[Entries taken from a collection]
^^^^^^^^

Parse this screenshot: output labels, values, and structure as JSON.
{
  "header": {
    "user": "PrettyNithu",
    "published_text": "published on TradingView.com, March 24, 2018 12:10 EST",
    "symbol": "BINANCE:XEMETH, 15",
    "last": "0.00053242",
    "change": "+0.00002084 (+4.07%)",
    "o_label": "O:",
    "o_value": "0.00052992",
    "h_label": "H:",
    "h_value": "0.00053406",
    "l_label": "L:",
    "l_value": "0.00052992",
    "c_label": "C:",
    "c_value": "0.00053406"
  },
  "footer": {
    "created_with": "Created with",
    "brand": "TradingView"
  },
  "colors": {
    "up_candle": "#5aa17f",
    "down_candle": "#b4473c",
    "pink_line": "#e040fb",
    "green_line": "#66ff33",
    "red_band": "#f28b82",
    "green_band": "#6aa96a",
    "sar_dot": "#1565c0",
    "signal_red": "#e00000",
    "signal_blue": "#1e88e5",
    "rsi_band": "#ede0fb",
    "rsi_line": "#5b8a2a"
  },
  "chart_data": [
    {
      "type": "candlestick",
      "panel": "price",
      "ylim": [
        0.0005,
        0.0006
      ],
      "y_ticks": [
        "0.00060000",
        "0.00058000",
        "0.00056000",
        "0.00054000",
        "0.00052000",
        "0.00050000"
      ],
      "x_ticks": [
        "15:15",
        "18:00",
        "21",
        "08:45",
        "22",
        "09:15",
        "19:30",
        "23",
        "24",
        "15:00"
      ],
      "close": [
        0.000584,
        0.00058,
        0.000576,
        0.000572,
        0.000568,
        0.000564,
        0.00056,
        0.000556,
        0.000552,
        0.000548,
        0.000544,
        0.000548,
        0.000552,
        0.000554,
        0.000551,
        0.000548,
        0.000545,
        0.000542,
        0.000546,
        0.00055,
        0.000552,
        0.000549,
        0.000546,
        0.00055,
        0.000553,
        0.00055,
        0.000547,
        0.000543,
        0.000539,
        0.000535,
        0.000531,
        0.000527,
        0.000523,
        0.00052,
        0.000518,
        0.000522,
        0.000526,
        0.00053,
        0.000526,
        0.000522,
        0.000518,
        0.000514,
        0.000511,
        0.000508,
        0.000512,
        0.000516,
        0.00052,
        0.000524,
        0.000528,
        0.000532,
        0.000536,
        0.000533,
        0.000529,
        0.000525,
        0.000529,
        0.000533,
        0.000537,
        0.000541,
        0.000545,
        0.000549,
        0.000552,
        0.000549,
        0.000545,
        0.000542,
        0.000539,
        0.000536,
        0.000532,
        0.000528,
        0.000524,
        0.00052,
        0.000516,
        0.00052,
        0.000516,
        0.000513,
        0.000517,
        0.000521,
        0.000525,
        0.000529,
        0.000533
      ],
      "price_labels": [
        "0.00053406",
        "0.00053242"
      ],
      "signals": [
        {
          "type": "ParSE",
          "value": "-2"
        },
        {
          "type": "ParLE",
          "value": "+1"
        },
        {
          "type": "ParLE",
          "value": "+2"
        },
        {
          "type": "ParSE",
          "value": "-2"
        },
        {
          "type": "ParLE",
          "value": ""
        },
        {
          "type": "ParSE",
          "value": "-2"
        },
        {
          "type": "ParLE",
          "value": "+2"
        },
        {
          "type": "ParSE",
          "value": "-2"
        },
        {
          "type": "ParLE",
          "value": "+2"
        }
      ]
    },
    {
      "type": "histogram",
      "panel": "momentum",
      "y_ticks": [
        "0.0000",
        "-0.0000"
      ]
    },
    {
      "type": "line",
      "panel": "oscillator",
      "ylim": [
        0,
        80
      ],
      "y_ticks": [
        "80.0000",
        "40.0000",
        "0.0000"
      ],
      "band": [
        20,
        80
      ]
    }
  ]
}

^^^^^^^^

*INSTRUCTIONS FOR THE TASK*. Look through the records and gather every line containing "panel".

*WRITTEN SOLUTION*.
      "panel": "price",
      "panel": "momentum",
      "panel": "oscillator",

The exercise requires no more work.